»»

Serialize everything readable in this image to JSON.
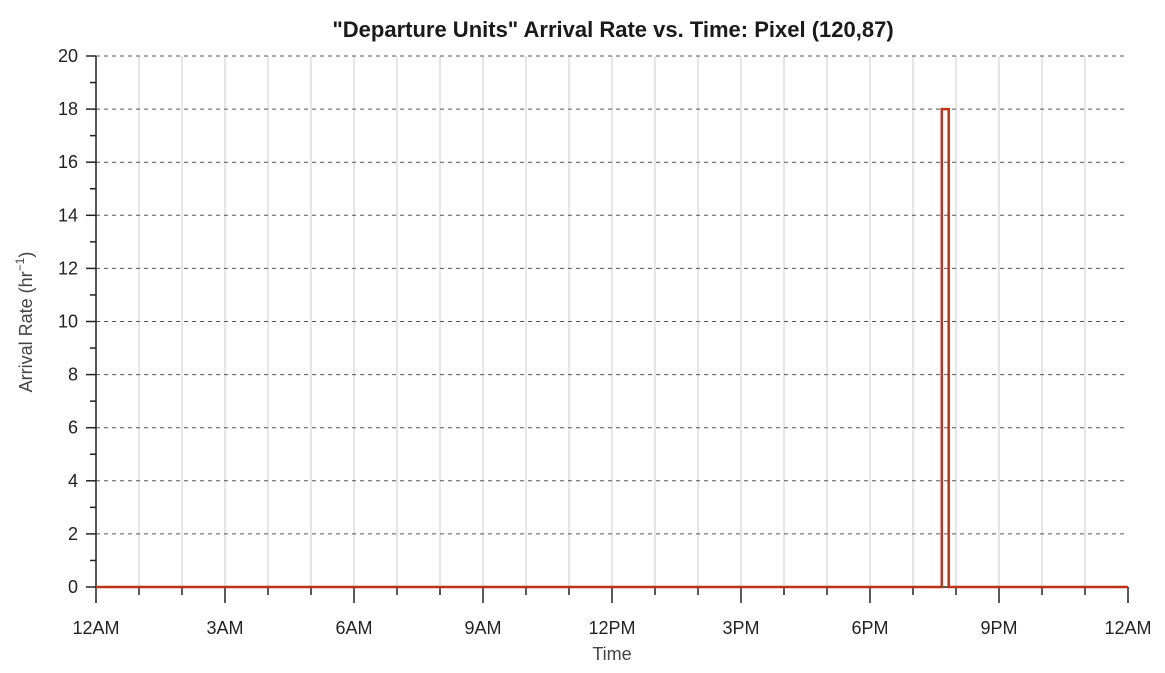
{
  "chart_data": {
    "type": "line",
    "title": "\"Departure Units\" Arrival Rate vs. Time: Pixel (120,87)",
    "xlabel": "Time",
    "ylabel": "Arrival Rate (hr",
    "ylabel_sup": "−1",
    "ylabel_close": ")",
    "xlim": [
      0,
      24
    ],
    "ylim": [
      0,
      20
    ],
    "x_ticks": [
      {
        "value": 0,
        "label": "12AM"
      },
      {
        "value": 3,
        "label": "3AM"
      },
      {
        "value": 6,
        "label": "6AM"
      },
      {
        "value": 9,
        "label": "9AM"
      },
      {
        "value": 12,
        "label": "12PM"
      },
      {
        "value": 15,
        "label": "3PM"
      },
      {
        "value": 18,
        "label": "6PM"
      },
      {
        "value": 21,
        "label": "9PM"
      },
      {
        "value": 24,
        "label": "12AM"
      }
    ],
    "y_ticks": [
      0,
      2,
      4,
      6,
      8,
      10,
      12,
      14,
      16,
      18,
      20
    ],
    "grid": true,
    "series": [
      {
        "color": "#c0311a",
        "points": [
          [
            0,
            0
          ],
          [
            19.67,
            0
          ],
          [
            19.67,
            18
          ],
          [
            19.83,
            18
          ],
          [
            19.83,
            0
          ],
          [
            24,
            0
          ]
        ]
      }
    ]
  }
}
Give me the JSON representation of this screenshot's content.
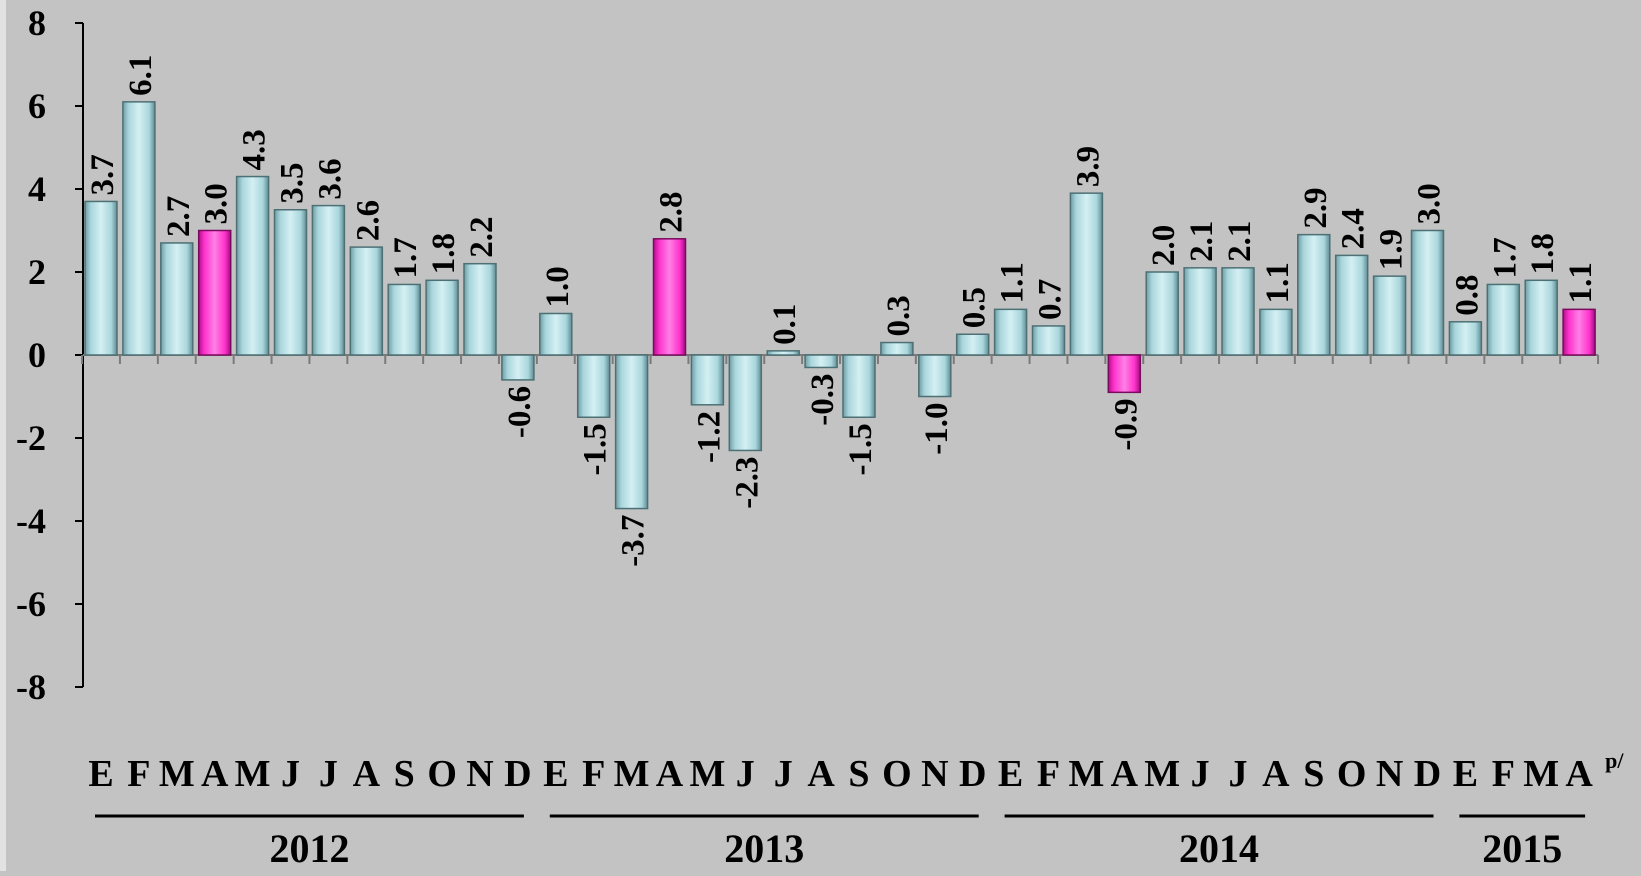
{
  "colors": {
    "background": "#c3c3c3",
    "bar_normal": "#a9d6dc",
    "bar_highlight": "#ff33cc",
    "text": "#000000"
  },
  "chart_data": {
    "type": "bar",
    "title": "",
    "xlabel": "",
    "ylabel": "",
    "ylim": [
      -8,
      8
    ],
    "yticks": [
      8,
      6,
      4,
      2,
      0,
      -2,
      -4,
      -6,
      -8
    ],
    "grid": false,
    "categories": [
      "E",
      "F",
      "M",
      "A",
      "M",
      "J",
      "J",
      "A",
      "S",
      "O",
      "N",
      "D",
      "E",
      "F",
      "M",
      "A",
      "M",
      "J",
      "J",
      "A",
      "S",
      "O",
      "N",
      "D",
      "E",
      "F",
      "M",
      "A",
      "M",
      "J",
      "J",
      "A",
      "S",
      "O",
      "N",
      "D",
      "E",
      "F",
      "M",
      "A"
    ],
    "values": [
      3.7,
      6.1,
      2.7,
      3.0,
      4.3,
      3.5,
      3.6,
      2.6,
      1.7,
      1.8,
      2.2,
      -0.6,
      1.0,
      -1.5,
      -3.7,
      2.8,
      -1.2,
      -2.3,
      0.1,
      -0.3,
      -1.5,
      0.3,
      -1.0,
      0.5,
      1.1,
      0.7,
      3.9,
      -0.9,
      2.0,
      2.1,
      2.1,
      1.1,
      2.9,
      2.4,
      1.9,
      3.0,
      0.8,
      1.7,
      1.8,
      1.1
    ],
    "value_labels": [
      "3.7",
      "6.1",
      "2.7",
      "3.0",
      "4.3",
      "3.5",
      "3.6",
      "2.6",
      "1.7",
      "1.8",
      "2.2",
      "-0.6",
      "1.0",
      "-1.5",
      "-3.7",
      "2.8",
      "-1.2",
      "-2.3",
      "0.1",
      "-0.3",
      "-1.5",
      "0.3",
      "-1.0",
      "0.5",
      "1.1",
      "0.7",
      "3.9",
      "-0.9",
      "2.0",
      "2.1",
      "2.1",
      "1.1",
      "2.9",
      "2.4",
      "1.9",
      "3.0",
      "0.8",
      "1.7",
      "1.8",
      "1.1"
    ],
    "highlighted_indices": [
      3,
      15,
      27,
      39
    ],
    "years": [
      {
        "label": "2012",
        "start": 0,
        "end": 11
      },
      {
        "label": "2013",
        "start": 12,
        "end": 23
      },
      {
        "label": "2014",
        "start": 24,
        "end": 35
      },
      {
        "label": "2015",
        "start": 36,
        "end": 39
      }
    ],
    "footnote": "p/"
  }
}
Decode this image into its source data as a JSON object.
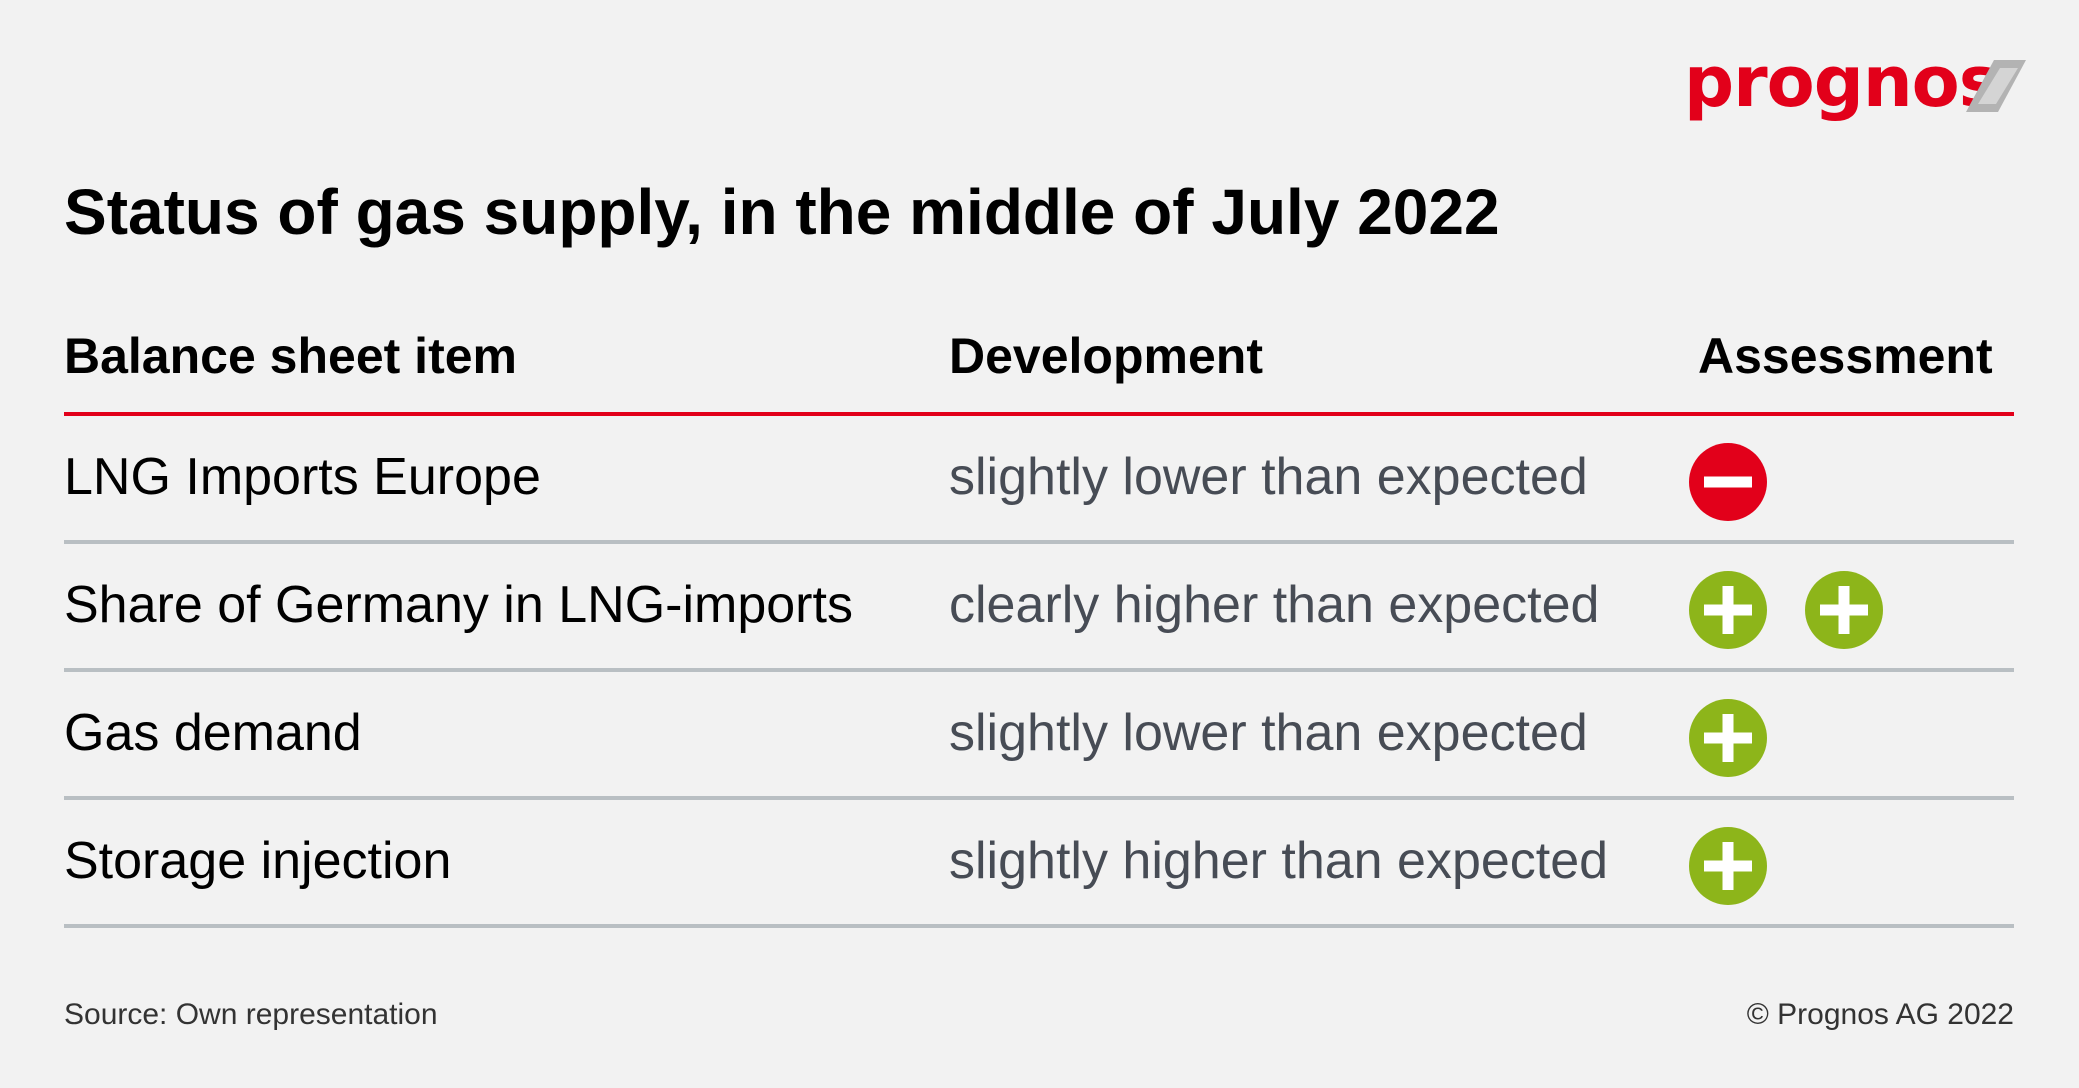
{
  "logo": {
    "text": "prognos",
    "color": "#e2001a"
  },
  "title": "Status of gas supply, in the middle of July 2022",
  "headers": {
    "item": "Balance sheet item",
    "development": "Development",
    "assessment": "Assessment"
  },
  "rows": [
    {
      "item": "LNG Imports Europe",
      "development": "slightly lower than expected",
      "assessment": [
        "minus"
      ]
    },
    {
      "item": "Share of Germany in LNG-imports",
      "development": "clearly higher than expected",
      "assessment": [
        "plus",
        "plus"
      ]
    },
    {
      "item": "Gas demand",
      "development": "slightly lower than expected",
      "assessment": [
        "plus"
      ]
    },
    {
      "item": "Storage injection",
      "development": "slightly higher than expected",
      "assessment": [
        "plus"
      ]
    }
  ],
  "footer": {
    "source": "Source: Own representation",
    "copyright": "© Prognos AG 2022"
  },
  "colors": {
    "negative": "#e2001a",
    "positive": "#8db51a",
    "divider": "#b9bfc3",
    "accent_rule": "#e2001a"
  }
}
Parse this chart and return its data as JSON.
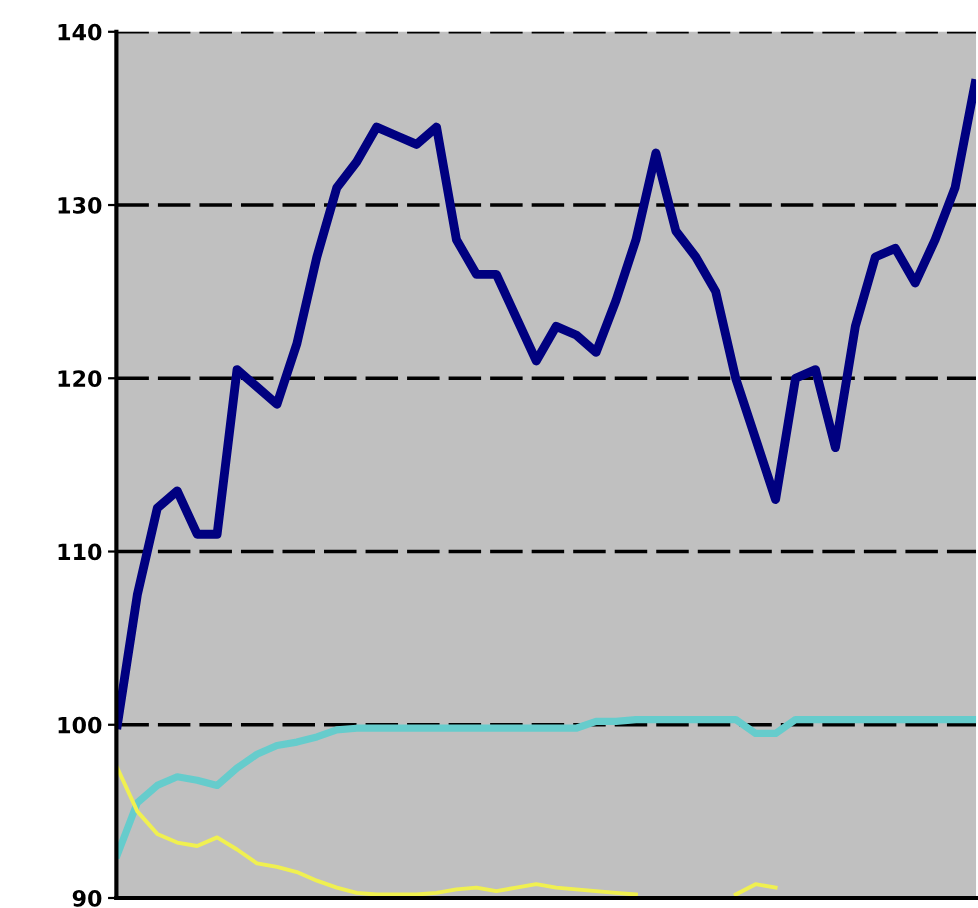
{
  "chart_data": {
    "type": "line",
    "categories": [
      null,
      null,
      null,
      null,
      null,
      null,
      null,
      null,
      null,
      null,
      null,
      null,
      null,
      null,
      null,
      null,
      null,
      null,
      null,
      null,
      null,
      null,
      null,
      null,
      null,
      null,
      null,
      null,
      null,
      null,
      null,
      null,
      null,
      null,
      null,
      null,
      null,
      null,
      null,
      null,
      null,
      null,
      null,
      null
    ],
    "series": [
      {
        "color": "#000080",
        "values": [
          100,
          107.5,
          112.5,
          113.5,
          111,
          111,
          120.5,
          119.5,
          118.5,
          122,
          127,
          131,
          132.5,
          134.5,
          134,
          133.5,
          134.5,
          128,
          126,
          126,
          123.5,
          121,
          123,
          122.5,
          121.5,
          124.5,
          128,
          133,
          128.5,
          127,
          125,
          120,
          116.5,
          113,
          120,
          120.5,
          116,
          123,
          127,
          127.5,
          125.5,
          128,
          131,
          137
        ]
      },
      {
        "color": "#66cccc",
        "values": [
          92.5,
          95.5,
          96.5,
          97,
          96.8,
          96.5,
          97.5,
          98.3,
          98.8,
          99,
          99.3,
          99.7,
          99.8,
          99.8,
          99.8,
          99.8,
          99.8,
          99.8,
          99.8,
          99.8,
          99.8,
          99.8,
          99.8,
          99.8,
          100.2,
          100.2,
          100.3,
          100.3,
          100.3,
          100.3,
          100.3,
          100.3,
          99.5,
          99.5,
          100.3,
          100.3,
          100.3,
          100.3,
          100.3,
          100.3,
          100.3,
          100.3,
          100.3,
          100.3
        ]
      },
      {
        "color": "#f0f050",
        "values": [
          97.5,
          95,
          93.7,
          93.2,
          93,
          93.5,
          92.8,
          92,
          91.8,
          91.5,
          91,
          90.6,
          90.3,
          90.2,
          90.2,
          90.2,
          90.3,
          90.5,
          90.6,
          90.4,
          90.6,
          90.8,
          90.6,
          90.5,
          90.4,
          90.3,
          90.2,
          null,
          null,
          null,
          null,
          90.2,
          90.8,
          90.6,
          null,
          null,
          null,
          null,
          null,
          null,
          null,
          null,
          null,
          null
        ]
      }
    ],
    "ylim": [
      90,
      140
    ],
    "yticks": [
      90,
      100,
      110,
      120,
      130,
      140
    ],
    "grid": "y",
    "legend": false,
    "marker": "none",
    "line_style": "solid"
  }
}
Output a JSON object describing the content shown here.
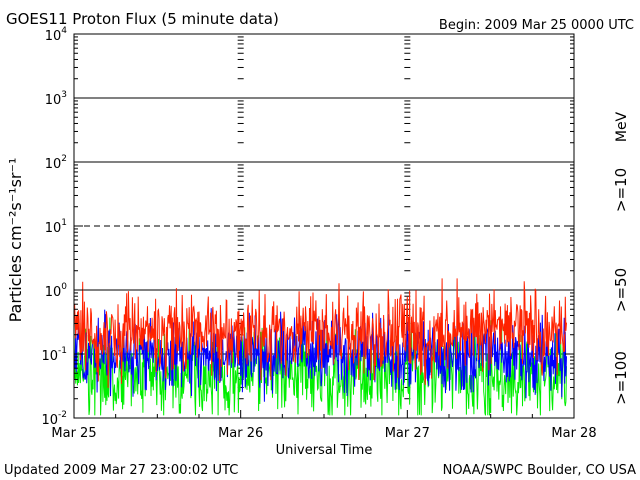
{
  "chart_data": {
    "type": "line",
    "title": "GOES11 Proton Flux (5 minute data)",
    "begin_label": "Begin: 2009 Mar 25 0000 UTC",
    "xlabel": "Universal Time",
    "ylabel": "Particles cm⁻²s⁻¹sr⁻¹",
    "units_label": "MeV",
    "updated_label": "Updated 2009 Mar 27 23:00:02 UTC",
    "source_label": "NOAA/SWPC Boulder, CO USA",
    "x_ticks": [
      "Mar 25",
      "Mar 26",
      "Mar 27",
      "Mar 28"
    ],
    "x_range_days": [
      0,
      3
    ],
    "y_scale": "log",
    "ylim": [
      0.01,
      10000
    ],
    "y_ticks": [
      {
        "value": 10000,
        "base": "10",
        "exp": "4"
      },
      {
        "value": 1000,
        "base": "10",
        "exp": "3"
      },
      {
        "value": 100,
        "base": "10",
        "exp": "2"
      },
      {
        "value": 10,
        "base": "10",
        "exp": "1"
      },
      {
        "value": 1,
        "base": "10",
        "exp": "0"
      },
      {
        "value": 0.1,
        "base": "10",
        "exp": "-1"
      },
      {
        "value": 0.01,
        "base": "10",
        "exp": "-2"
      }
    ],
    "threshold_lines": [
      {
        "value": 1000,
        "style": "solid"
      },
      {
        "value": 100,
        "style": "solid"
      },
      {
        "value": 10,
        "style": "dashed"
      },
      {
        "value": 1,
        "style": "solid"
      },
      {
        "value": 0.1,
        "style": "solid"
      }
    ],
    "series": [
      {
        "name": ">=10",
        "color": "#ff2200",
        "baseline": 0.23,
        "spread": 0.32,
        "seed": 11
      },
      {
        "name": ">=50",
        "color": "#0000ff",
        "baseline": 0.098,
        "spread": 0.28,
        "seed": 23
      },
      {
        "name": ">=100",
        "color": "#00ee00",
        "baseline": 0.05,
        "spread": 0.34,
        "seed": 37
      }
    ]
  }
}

««

WHAT YOU HAVE TO DO
Count every line bearing the word "representation"; report the total only.

ANSWER IN FULL
2